Records excerpted from a collection:
/---

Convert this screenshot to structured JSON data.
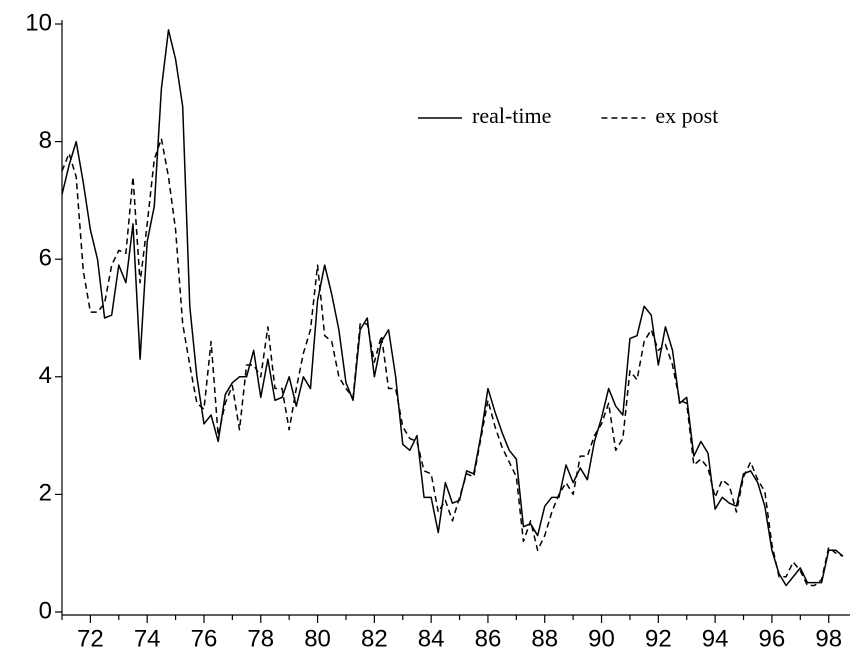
{
  "chart_data": {
    "type": "line",
    "x": [
      71.0,
      71.25,
      71.5,
      71.75,
      72.0,
      72.25,
      72.5,
      72.75,
      73.0,
      73.25,
      73.5,
      73.75,
      74.0,
      74.25,
      74.5,
      74.75,
      75.0,
      75.25,
      75.5,
      75.75,
      76.0,
      76.25,
      76.5,
      76.75,
      77.0,
      77.25,
      77.5,
      77.75,
      78.0,
      78.25,
      78.5,
      78.75,
      79.0,
      79.25,
      79.5,
      79.75,
      80.0,
      80.25,
      80.5,
      80.75,
      81.0,
      81.25,
      81.5,
      81.75,
      82.0,
      82.25,
      82.5,
      82.75,
      83.0,
      83.25,
      83.5,
      83.75,
      84.0,
      84.25,
      84.5,
      84.75,
      85.0,
      85.25,
      85.5,
      85.75,
      86.0,
      86.25,
      86.5,
      86.75,
      87.0,
      87.25,
      87.5,
      87.75,
      88.0,
      88.25,
      88.5,
      88.75,
      89.0,
      89.25,
      89.5,
      89.75,
      90.0,
      90.25,
      90.5,
      90.75,
      91.0,
      91.25,
      91.5,
      91.75,
      92.0,
      92.25,
      92.5,
      92.75,
      93.0,
      93.25,
      93.5,
      93.75,
      94.0,
      94.25,
      94.5,
      94.75,
      95.0,
      95.25,
      95.5,
      95.75,
      96.0,
      96.25,
      96.5,
      96.75,
      97.0,
      97.25,
      97.5,
      97.75,
      98.0,
      98.25,
      98.5
    ],
    "series": [
      {
        "name": "real-time",
        "color": "#000000",
        "dash": "solid",
        "values": [
          7.1,
          7.6,
          8.0,
          7.3,
          6.5,
          6.0,
          5.0,
          5.05,
          5.9,
          5.6,
          6.6,
          4.3,
          6.3,
          6.9,
          8.9,
          9.9,
          9.4,
          8.6,
          5.2,
          4.0,
          3.2,
          3.35,
          2.9,
          3.7,
          3.9,
          4.0,
          4.0,
          4.45,
          3.65,
          4.3,
          3.6,
          3.65,
          4.0,
          3.5,
          4.0,
          3.8,
          5.3,
          5.9,
          5.4,
          4.8,
          3.9,
          3.6,
          4.8,
          5.0,
          4.0,
          4.6,
          4.8,
          4.0,
          2.85,
          2.75,
          3.0,
          1.95,
          1.95,
          1.35,
          2.2,
          1.85,
          1.9,
          2.4,
          2.35,
          3.0,
          3.8,
          3.4,
          3.05,
          2.75,
          2.6,
          1.45,
          1.5,
          1.3,
          1.8,
          1.95,
          1.95,
          2.5,
          2.2,
          2.45,
          2.25,
          2.9,
          3.3,
          3.8,
          3.5,
          3.35,
          4.65,
          4.7,
          5.2,
          5.05,
          4.2,
          4.85,
          4.45,
          3.55,
          3.65,
          2.65,
          2.9,
          2.7,
          1.75,
          1.95,
          1.85,
          1.8,
          2.35,
          2.4,
          2.2,
          1.8,
          1.05,
          0.65,
          0.45,
          0.6,
          0.75,
          0.5,
          0.5,
          0.5,
          1.05,
          1.05,
          0.95
        ]
      },
      {
        "name": "ex post",
        "color": "#000000",
        "dash": "dashed",
        "values": [
          7.5,
          7.8,
          7.4,
          5.8,
          5.1,
          5.1,
          5.25,
          5.9,
          6.15,
          6.1,
          7.4,
          5.6,
          6.6,
          7.7,
          8.05,
          7.4,
          6.5,
          4.9,
          4.2,
          3.55,
          3.45,
          4.6,
          3.0,
          3.55,
          3.85,
          3.1,
          4.2,
          4.2,
          4.0,
          4.85,
          3.8,
          3.8,
          3.1,
          3.8,
          4.4,
          4.8,
          5.9,
          4.7,
          4.6,
          4.0,
          3.8,
          3.65,
          4.9,
          4.9,
          4.25,
          4.7,
          3.8,
          3.8,
          3.15,
          2.95,
          2.9,
          2.4,
          2.35,
          1.7,
          1.9,
          1.55,
          1.95,
          2.35,
          2.3,
          2.95,
          3.6,
          3.15,
          2.8,
          2.55,
          2.3,
          1.2,
          1.55,
          1.05,
          1.3,
          1.7,
          2.0,
          2.2,
          2.0,
          2.65,
          2.65,
          3.0,
          3.2,
          3.55,
          2.75,
          2.95,
          4.1,
          3.95,
          4.6,
          4.8,
          4.45,
          4.55,
          4.2,
          3.6,
          3.55,
          2.5,
          2.6,
          2.45,
          1.95,
          2.25,
          2.15,
          1.7,
          2.3,
          2.55,
          2.25,
          2.05,
          1.15,
          0.6,
          0.6,
          0.85,
          0.7,
          0.45,
          0.45,
          0.55,
          1.1,
          1.0,
          0.95
        ]
      }
    ],
    "xlim": [
      71.0,
      98.75
    ],
    "xticks": [
      72,
      74,
      76,
      78,
      80,
      82,
      84,
      86,
      88,
      90,
      92,
      94,
      96,
      98
    ],
    "xticks_minor": [
      71,
      73,
      75,
      77,
      79,
      81,
      83,
      85,
      87,
      89,
      91,
      93,
      95,
      97
    ],
    "ylim": [
      0,
      10
    ],
    "yticks": [
      0,
      2,
      4,
      6,
      8,
      10
    ],
    "grid": false,
    "legend": "top-right"
  }
}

\---

• [Stated goal]: Drop the images and repeat the data exactly.

• [Finished answer]:
Convert this screenshot to structured JSON data.
{
  "chart_data": {
    "type": "line",
    "x": [
      71.0,
      71.25,
      71.5,
      71.75,
      72.0,
      72.25,
      72.5,
      72.75,
      73.0,
      73.25,
      73.5,
      73.75,
      74.0,
      74.25,
      74.5,
      74.75,
      75.0,
      75.25,
      75.5,
      75.75,
      76.0,
      76.25,
      76.5,
      76.75,
      77.0,
      77.25,
      77.5,
      77.75,
      78.0,
      78.25,
      78.5,
      78.75,
      79.0,
      79.25,
      79.5,
      79.75,
      80.0,
      80.25,
      80.5,
      80.75,
      81.0,
      81.25,
      81.5,
      81.75,
      82.0,
      82.25,
      82.5,
      82.75,
      83.0,
      83.25,
      83.5,
      83.75,
      84.0,
      84.25,
      84.5,
      84.75,
      85.0,
      85.25,
      85.5,
      85.75,
      86.0,
      86.25,
      86.5,
      86.75,
      87.0,
      87.25,
      87.5,
      87.75,
      88.0,
      88.25,
      88.5,
      88.75,
      89.0,
      89.25,
      89.5,
      89.75,
      90.0,
      90.25,
      90.5,
      90.75,
      91.0,
      91.25,
      91.5,
      91.75,
      92.0,
      92.25,
      92.5,
      92.75,
      93.0,
      93.25,
      93.5,
      93.75,
      94.0,
      94.25,
      94.5,
      94.75,
      95.0,
      95.25,
      95.5,
      95.75,
      96.0,
      96.25,
      96.5,
      96.75,
      97.0,
      97.25,
      97.5,
      97.75,
      98.0,
      98.25,
      98.5
    ],
    "series": [
      {
        "name": "real-time",
        "color": "#000000",
        "dash": "solid",
        "values": [
          7.1,
          7.6,
          8.0,
          7.3,
          6.5,
          6.0,
          5.0,
          5.05,
          5.9,
          5.6,
          6.6,
          4.3,
          6.3,
          6.9,
          8.9,
          9.9,
          9.4,
          8.6,
          5.2,
          4.0,
          3.2,
          3.35,
          2.9,
          3.7,
          3.9,
          4.0,
          4.0,
          4.45,
          3.65,
          4.3,
          3.6,
          3.65,
          4.0,
          3.5,
          4.0,
          3.8,
          5.3,
          5.9,
          5.4,
          4.8,
          3.9,
          3.6,
          4.8,
          5.0,
          4.0,
          4.6,
          4.8,
          4.0,
          2.85,
          2.75,
          3.0,
          1.95,
          1.95,
          1.35,
          2.2,
          1.85,
          1.9,
          2.4,
          2.35,
          3.0,
          3.8,
          3.4,
          3.05,
          2.75,
          2.6,
          1.45,
          1.5,
          1.3,
          1.8,
          1.95,
          1.95,
          2.5,
          2.2,
          2.45,
          2.25,
          2.9,
          3.3,
          3.8,
          3.5,
          3.35,
          4.65,
          4.7,
          5.2,
          5.05,
          4.2,
          4.85,
          4.45,
          3.55,
          3.65,
          2.65,
          2.9,
          2.7,
          1.75,
          1.95,
          1.85,
          1.8,
          2.35,
          2.4,
          2.2,
          1.8,
          1.05,
          0.65,
          0.45,
          0.6,
          0.75,
          0.5,
          0.5,
          0.5,
          1.05,
          1.05,
          0.95
        ]
      },
      {
        "name": "ex post",
        "color": "#000000",
        "dash": "dashed",
        "values": [
          7.5,
          7.8,
          7.4,
          5.8,
          5.1,
          5.1,
          5.25,
          5.9,
          6.15,
          6.1,
          7.4,
          5.6,
          6.6,
          7.7,
          8.05,
          7.4,
          6.5,
          4.9,
          4.2,
          3.55,
          3.45,
          4.6,
          3.0,
          3.55,
          3.85,
          3.1,
          4.2,
          4.2,
          4.0,
          4.85,
          3.8,
          3.8,
          3.1,
          3.8,
          4.4,
          4.8,
          5.9,
          4.7,
          4.6,
          4.0,
          3.8,
          3.65,
          4.9,
          4.9,
          4.25,
          4.7,
          3.8,
          3.8,
          3.15,
          2.95,
          2.9,
          2.4,
          2.35,
          1.7,
          1.9,
          1.55,
          1.95,
          2.35,
          2.3,
          2.95,
          3.6,
          3.15,
          2.8,
          2.55,
          2.3,
          1.2,
          1.55,
          1.05,
          1.3,
          1.7,
          2.0,
          2.2,
          2.0,
          2.65,
          2.65,
          3.0,
          3.2,
          3.55,
          2.75,
          2.95,
          4.1,
          3.95,
          4.6,
          4.8,
          4.45,
          4.55,
          4.2,
          3.6,
          3.55,
          2.5,
          2.6,
          2.45,
          1.95,
          2.25,
          2.15,
          1.7,
          2.3,
          2.55,
          2.25,
          2.05,
          1.15,
          0.6,
          0.6,
          0.85,
          0.7,
          0.45,
          0.45,
          0.55,
          1.1,
          1.0,
          0.95
        ]
      }
    ],
    "xlim": [
      71.0,
      98.75
    ],
    "xticks": [
      72,
      74,
      76,
      78,
      80,
      82,
      84,
      86,
      88,
      90,
      92,
      94,
      96,
      98
    ],
    "xticks_minor": [
      71,
      73,
      75,
      77,
      79,
      81,
      83,
      85,
      87,
      89,
      91,
      93,
      95,
      97
    ],
    "ylim": [
      0,
      10
    ],
    "yticks": [
      0,
      2,
      4,
      6,
      8,
      10
    ],
    "grid": false,
    "legend": "top-right"
  }
}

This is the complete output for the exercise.